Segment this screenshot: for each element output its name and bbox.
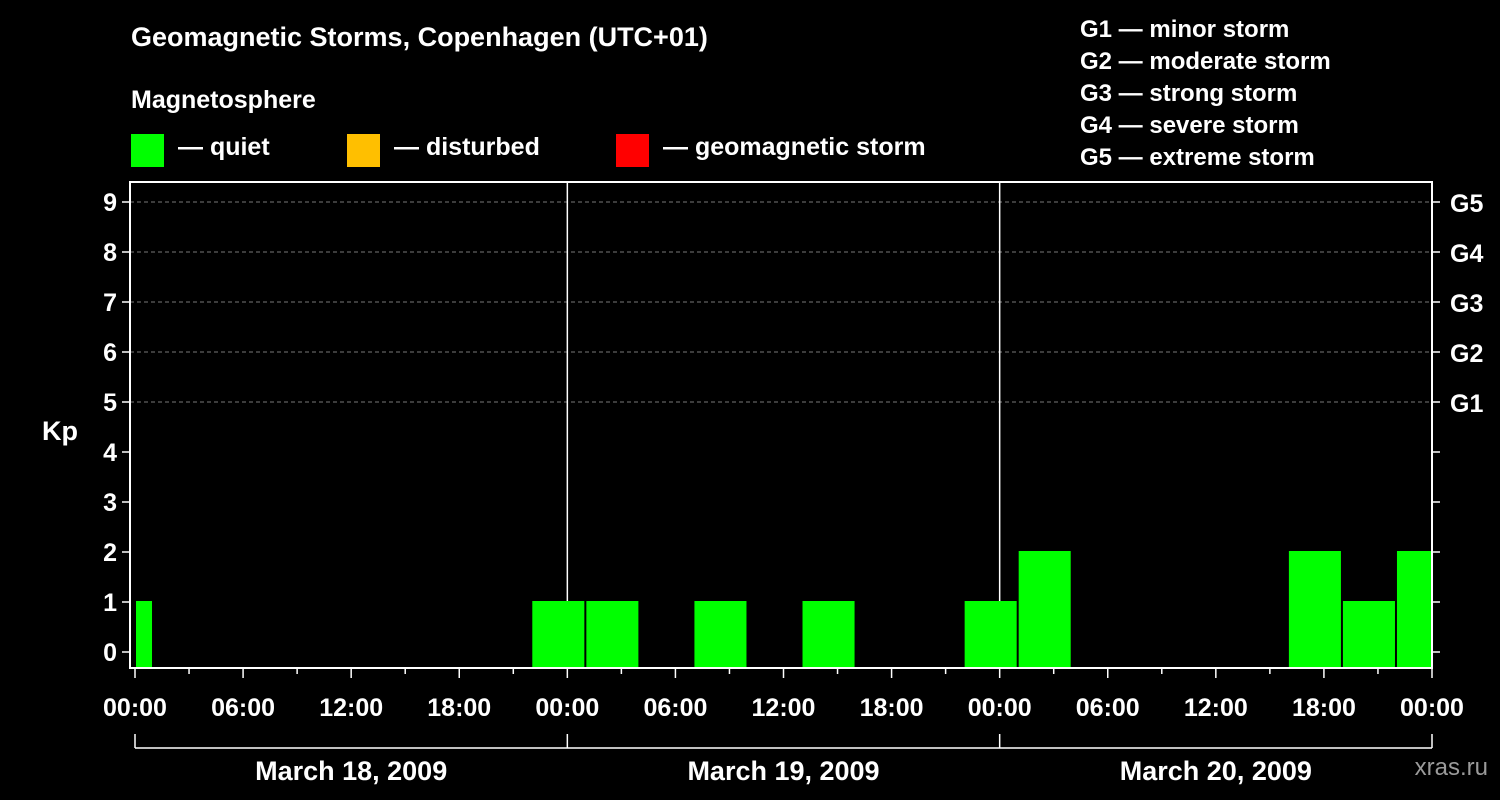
plot-frame	[129, 181, 1433, 669]
day-label: March 19, 2009	[687, 756, 879, 786]
x-tick-label: 06:00	[211, 694, 275, 722]
x-tick-label: 00:00	[535, 694, 599, 722]
y-tick-label: 0	[103, 639, 117, 667]
y-tick-label: 7	[103, 289, 117, 317]
g-scale-item: G3 — strong storm	[1080, 80, 1298, 107]
y-tick-label: 4	[103, 439, 117, 467]
g-scale-item: G2 — moderate storm	[1080, 48, 1331, 75]
day-label: March 18, 2009	[255, 756, 447, 786]
kp-bar	[1018, 551, 1071, 668]
g-scale-item: G1 — minor storm	[1080, 16, 1290, 43]
x-tick-label: 18:00	[427, 694, 491, 722]
kp-bar	[586, 601, 639, 668]
legend-swatch-storm	[616, 134, 649, 167]
legend-label-storm: — geomagnetic storm	[663, 133, 926, 161]
x-tick-label: 12:00	[1184, 694, 1248, 722]
x-tick-label: 00:00	[103, 694, 167, 722]
legend-label-disturbed: — disturbed	[394, 133, 540, 161]
day-label: March 20, 2009	[1120, 756, 1312, 786]
legend-label-quiet: — quiet	[178, 133, 270, 161]
kp-bar	[964, 601, 1017, 668]
watermark: xras.ru	[1414, 754, 1488, 781]
x-tick-label: 12:00	[752, 694, 816, 722]
x-tick-label: 00:00	[968, 694, 1032, 722]
x-tick-label: 18:00	[1292, 694, 1356, 722]
y-tick-label: 2	[103, 539, 117, 567]
kp-bar	[1288, 551, 1341, 668]
x-tick-label: 12:00	[319, 694, 383, 722]
chart-title: Geomagnetic Storms, Copenhagen (UTC+01)	[131, 22, 708, 52]
g-axis-label: G3	[1450, 290, 1483, 318]
y-axis-label: Kp	[42, 416, 78, 446]
y-tick-label: 6	[103, 339, 117, 367]
x-tick-label: 00:00	[1400, 694, 1464, 722]
legend-swatch-quiet	[131, 134, 164, 167]
g-axis-label: G2	[1450, 340, 1483, 368]
g-scale-item: G4 — severe storm	[1080, 112, 1299, 139]
kp-bar	[1396, 551, 1431, 668]
x-tick-label: 06:00	[643, 694, 707, 722]
kp-bar	[802, 601, 855, 668]
kp-bar	[694, 601, 747, 668]
legend-swatch-disturbed	[347, 134, 380, 167]
kp-bar	[1342, 601, 1395, 668]
y-tick-label: 1	[103, 589, 117, 617]
kp-bar	[532, 601, 585, 668]
g-scale-item: G5 — extreme storm	[1080, 144, 1315, 171]
kp-bar	[136, 601, 153, 668]
x-tick-label: 06:00	[1076, 694, 1140, 722]
g-axis-label: G4	[1450, 240, 1483, 268]
y-tick-label: 3	[103, 489, 117, 517]
y-tick-label: 9	[103, 189, 117, 217]
y-tick-label: 8	[103, 239, 117, 267]
g-axis-label: G5	[1450, 190, 1483, 218]
y-tick-label: 5	[103, 389, 117, 417]
x-tick-label: 18:00	[860, 694, 924, 722]
g-axis-label: G1	[1450, 390, 1483, 418]
legend-heading: Magnetosphere	[131, 86, 316, 114]
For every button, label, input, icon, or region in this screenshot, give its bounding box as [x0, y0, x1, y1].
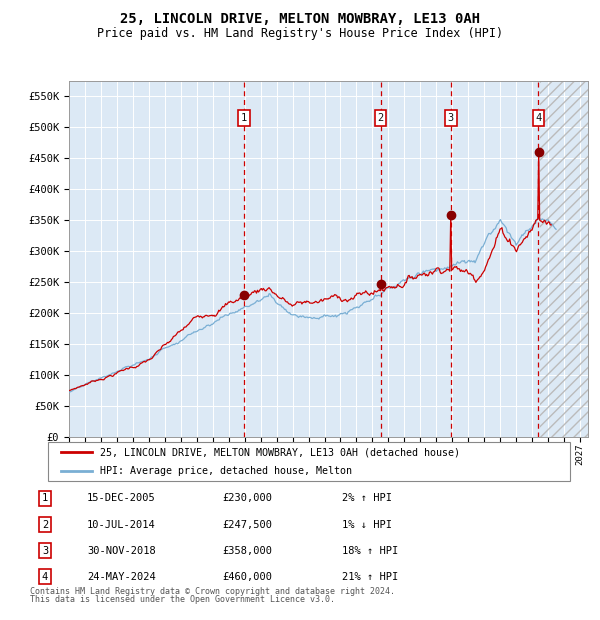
Text: £358,000: £358,000 — [222, 546, 272, 556]
Text: 2: 2 — [377, 113, 384, 123]
Text: Price paid vs. HM Land Registry's House Price Index (HPI): Price paid vs. HM Land Registry's House … — [97, 27, 503, 40]
Text: 21% ↑ HPI: 21% ↑ HPI — [342, 572, 398, 582]
Text: 24-MAY-2024: 24-MAY-2024 — [87, 572, 156, 582]
Text: £247,500: £247,500 — [222, 520, 272, 529]
Text: 25, LINCOLN DRIVE, MELTON MOWBRAY, LE13 0AH: 25, LINCOLN DRIVE, MELTON MOWBRAY, LE13 … — [120, 12, 480, 27]
Text: 30-NOV-2018: 30-NOV-2018 — [87, 546, 156, 556]
Text: 3: 3 — [448, 113, 454, 123]
Text: HPI: Average price, detached house, Melton: HPI: Average price, detached house, Melt… — [100, 466, 352, 476]
Text: 10-JUL-2014: 10-JUL-2014 — [87, 520, 156, 529]
Text: £230,000: £230,000 — [222, 494, 272, 503]
Text: 4: 4 — [42, 572, 48, 582]
Text: Contains HM Land Registry data © Crown copyright and database right 2024.: Contains HM Land Registry data © Crown c… — [30, 587, 395, 596]
Bar — [540, 81, 588, 437]
Text: 1: 1 — [42, 494, 48, 503]
Text: 4: 4 — [535, 113, 542, 123]
Text: 15-DEC-2005: 15-DEC-2005 — [87, 494, 156, 503]
Text: 25, LINCOLN DRIVE, MELTON MOWBRAY, LE13 0AH (detached house): 25, LINCOLN DRIVE, MELTON MOWBRAY, LE13 … — [100, 448, 460, 458]
Text: 1: 1 — [241, 113, 247, 123]
Text: 2: 2 — [42, 520, 48, 529]
Text: 1% ↓ HPI: 1% ↓ HPI — [342, 520, 392, 529]
Text: This data is licensed under the Open Government Licence v3.0.: This data is licensed under the Open Gov… — [30, 595, 335, 604]
Text: £460,000: £460,000 — [222, 572, 272, 582]
Text: 18% ↑ HPI: 18% ↑ HPI — [342, 546, 398, 556]
Text: 2% ↑ HPI: 2% ↑ HPI — [342, 494, 392, 503]
Text: 3: 3 — [42, 546, 48, 556]
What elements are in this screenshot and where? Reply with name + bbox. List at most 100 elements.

Task to complete »
Please repeat the records above word for word, starting at the line that contains "Text: £358,000: £358,000" and ending at the last line of the records, with both of those lines included.

Output for this task »
Text: £358,000: £358,000 — [222, 546, 272, 556]
Text: 2: 2 — [377, 113, 384, 123]
Text: Price paid vs. HM Land Registry's House Price Index (HPI): Price paid vs. HM Land Registry's House … — [97, 27, 503, 40]
Text: 21% ↑ HPI: 21% ↑ HPI — [342, 572, 398, 582]
Text: 24-MAY-2024: 24-MAY-2024 — [87, 572, 156, 582]
Text: £247,500: £247,500 — [222, 520, 272, 529]
Text: 25, LINCOLN DRIVE, MELTON MOWBRAY, LE13 0AH: 25, LINCOLN DRIVE, MELTON MOWBRAY, LE13 … — [120, 12, 480, 27]
Text: 30-NOV-2018: 30-NOV-2018 — [87, 546, 156, 556]
Text: 3: 3 — [448, 113, 454, 123]
Text: HPI: Average price, detached house, Melton: HPI: Average price, detached house, Melt… — [100, 466, 352, 476]
Text: 10-JUL-2014: 10-JUL-2014 — [87, 520, 156, 529]
Text: £230,000: £230,000 — [222, 494, 272, 503]
Text: 4: 4 — [42, 572, 48, 582]
Text: Contains HM Land Registry data © Crown copyright and database right 2024.: Contains HM Land Registry data © Crown c… — [30, 587, 395, 596]
Bar — [540, 81, 588, 437]
Text: 1: 1 — [42, 494, 48, 503]
Text: 4: 4 — [535, 113, 542, 123]
Text: 15-DEC-2005: 15-DEC-2005 — [87, 494, 156, 503]
Text: 25, LINCOLN DRIVE, MELTON MOWBRAY, LE13 0AH (detached house): 25, LINCOLN DRIVE, MELTON MOWBRAY, LE13 … — [100, 448, 460, 458]
Text: 1: 1 — [241, 113, 247, 123]
Text: 2: 2 — [42, 520, 48, 529]
Text: 1% ↓ HPI: 1% ↓ HPI — [342, 520, 392, 529]
Text: This data is licensed under the Open Government Licence v3.0.: This data is licensed under the Open Gov… — [30, 595, 335, 604]
Text: £460,000: £460,000 — [222, 572, 272, 582]
Text: 18% ↑ HPI: 18% ↑ HPI — [342, 546, 398, 556]
Text: 2% ↑ HPI: 2% ↑ HPI — [342, 494, 392, 503]
Text: 3: 3 — [42, 546, 48, 556]
What elements are in this screenshot and where? Reply with name + bbox. List at most 100 elements.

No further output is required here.